Begin

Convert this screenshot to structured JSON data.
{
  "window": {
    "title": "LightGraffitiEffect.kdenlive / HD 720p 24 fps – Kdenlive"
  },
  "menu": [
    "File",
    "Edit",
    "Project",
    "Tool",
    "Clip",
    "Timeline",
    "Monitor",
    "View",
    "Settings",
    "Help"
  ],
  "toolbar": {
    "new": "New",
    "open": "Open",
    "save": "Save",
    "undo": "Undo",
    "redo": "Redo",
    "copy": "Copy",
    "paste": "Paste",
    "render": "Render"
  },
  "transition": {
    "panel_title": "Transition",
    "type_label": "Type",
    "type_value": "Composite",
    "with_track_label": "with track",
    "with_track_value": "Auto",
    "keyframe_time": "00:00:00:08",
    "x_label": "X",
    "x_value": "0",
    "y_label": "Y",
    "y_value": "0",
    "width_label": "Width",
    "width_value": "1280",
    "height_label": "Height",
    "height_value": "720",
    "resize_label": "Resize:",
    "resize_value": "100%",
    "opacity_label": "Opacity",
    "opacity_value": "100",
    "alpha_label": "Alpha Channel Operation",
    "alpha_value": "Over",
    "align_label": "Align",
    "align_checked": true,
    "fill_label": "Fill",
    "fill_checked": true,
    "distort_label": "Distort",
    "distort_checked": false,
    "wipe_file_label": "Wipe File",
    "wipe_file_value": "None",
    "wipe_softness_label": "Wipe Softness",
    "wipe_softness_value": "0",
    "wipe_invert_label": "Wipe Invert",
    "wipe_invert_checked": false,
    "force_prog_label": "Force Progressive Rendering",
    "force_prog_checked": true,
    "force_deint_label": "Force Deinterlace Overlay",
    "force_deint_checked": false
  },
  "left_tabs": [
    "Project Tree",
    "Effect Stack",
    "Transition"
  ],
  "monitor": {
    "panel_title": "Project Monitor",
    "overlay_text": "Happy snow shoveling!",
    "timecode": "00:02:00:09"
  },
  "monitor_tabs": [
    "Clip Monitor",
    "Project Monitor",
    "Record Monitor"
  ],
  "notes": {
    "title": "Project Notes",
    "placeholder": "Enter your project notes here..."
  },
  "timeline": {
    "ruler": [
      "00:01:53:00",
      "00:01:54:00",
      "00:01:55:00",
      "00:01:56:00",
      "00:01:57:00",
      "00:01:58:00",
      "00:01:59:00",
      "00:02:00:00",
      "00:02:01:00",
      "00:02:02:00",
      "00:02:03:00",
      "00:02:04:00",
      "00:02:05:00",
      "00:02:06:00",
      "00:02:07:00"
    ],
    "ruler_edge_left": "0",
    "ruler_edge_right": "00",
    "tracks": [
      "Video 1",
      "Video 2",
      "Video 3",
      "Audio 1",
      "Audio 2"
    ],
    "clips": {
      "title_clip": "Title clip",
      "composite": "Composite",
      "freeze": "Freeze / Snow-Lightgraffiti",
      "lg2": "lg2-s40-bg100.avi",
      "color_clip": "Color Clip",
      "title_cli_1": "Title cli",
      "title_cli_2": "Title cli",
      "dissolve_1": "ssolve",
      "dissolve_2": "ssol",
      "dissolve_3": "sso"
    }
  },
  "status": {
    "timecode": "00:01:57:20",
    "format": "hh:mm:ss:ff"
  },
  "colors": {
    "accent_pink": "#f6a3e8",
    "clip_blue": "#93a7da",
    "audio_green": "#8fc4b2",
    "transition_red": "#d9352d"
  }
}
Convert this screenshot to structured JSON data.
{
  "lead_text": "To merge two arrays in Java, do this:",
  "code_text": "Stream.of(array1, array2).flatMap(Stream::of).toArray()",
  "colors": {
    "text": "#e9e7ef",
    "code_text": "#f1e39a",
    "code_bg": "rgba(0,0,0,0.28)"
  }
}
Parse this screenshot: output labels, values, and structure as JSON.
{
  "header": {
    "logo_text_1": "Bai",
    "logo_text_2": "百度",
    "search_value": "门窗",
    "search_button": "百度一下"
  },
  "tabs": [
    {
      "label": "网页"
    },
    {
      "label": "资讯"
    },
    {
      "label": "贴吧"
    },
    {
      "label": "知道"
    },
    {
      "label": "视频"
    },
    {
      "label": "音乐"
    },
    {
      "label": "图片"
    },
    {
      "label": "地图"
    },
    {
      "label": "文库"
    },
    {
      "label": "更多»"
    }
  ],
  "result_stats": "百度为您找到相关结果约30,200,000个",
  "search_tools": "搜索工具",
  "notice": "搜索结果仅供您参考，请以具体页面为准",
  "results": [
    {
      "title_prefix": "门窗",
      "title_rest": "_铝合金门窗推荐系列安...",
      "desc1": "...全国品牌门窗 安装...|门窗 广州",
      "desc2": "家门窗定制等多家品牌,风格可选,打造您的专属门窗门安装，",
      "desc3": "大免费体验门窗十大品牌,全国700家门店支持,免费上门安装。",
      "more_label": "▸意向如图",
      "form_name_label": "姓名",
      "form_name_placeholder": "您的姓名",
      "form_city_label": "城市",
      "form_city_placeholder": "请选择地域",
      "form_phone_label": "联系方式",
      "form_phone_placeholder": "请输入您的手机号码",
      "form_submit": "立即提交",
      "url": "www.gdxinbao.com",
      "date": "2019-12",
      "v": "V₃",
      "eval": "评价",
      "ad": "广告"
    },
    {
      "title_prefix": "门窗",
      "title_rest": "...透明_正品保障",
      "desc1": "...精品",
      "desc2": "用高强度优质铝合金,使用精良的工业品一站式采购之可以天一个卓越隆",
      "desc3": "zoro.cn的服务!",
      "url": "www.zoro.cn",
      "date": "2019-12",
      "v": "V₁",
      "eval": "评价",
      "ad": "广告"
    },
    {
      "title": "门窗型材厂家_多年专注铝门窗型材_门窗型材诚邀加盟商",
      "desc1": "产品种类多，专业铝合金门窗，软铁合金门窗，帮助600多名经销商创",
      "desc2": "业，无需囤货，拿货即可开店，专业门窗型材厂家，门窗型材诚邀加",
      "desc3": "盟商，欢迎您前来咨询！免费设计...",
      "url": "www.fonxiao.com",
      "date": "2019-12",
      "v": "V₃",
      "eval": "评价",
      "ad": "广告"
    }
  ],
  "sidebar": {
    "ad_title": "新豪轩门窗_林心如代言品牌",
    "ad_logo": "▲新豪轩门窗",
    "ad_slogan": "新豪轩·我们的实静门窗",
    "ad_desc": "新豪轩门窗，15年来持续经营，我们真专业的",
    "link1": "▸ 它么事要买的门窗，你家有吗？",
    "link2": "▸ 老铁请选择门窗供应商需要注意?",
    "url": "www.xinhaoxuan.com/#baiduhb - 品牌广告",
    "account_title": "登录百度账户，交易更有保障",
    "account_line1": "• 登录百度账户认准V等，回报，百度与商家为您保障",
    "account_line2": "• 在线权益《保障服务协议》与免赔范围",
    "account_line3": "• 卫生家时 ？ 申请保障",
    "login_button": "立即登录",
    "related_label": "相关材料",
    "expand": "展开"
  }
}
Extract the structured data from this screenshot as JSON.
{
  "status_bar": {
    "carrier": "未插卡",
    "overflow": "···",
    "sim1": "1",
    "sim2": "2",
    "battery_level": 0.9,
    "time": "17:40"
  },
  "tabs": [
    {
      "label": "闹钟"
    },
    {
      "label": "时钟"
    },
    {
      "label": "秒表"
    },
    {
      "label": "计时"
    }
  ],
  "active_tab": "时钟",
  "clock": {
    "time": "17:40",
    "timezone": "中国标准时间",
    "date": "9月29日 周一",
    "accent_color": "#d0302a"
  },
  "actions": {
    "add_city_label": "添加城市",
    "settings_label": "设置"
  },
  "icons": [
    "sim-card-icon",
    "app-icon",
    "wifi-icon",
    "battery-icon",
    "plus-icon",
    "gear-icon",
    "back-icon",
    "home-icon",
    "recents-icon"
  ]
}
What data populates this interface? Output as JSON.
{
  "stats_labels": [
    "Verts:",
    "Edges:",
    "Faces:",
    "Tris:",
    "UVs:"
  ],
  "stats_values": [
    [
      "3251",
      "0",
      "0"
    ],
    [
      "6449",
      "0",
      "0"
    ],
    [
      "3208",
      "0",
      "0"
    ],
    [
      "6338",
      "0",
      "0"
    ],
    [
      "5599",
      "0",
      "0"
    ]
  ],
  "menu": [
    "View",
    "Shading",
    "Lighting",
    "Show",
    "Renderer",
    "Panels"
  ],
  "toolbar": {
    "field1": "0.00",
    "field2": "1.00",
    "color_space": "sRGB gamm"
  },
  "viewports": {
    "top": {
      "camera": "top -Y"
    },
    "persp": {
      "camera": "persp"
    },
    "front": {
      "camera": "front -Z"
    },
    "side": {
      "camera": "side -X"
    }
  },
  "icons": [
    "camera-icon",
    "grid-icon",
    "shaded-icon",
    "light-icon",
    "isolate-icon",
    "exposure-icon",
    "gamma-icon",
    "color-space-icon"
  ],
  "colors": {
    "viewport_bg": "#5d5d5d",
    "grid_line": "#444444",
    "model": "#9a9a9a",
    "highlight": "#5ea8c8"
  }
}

End

PROBLEM:
Pick out all the lines with the word "JSON" in them and copy them.

FINISHED TASK:
Convert this screenshot to structured JSON data.
Convert this screenshot to structured JSON data.
Parse this screenshot: output labels, values, and structure as JSON.
Extract the structured data from this screenshot as JSON.
What data populates this interface? Output as JSON.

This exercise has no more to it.